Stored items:
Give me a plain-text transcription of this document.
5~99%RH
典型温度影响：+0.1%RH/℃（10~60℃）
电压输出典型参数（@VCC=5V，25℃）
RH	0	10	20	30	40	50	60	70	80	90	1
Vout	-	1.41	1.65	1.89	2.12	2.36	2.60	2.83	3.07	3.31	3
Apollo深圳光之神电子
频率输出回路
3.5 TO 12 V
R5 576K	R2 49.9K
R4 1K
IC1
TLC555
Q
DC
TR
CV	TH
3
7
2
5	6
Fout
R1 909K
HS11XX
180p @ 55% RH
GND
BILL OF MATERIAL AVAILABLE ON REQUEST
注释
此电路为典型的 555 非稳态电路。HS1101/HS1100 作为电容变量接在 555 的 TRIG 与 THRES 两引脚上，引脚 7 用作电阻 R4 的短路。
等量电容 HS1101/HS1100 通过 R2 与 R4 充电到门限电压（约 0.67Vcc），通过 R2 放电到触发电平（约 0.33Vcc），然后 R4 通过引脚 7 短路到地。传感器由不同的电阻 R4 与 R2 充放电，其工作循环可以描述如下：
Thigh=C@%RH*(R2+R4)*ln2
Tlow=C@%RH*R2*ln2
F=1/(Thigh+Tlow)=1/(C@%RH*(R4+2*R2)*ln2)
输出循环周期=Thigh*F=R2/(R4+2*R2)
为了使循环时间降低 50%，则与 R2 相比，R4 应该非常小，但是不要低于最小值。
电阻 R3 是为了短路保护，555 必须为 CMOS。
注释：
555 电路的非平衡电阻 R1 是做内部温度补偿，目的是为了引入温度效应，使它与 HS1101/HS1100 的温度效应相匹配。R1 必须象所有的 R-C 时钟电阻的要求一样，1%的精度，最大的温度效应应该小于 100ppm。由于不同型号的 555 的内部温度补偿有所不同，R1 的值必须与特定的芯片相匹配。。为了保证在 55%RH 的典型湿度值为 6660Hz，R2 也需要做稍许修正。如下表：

Exercise requirements:
Each line of the listing above should be output exactly.

Expected answer:
Give me a plain-text transcription of this document.
5~99%RH
典型温度影响：+0.1%RH/℃（10~60℃）
电压输出典型参数（@VCC=5V，25℃）
RH	0	10	20	30	40	50	60	70	80	90	1
Vout	-	1.41	1.65	1.89	2.12	2.36	2.60	2.83	3.07	3.31	3
Apollo深圳光之神电子
频率输出回路
3.5 TO 12 V
R5 576K	R2 49.9K
R4 1K
IC1
TLC555
Q
DC
TR
CV	TH
3
7
2
5	6
Fout
R1 909K
HS11XX
180p @ 55% RH
GND
BILL OF MATERIAL AVAILABLE ON REQUEST
注释
此电路为典型的 555 非稳态电路。HS1101/HS1100 作为电容变量接在 555 的 TRIG 与 THRES 两引脚上，引脚 7 用作电阻 R4 的短路。
等量电容 HS1101/HS1100 通过 R2 与 R4 充电到门限电压（约 0.67Vcc），通过 R2 放电到触发电平（约 0.33Vcc），然后 R4 通过引脚 7 短路到地。传感器由不同的电阻 R4 与 R2 充放电，其工作循环可以描述如下：
Thigh=C@%RH*(R2+R4)*ln2
Tlow=C@%RH*R2*ln2
F=1/(Thigh+Tlow)=1/(C@%RH*(R4+2*R2)*ln2)
输出循环周期=Thigh*F=R2/(R4+2*R2)
为了使循环时间降低 50%，则与 R2 相比，R4 应该非常小，但是不要低于最小值。
电阻 R3 是为了短路保护，555 必须为 CMOS。
注释：
555 电路的非平衡电阻 R1 是做内部温度补偿，目的是为了引入温度效应，使它与 HS1101/HS1100 的温度效应相匹配。R1 必须象所有的 R-C 时钟电阻的要求一样，1%的精度，最大的温度效应应该小于 100ppm。由于不同型号的 555 的内部温度补偿有所不同，R1 的值必须与特定的芯片相匹配。。为了保证在 55%RH 的典型湿度值为 6660Hz，R2 也需要做稍许修正。如下表：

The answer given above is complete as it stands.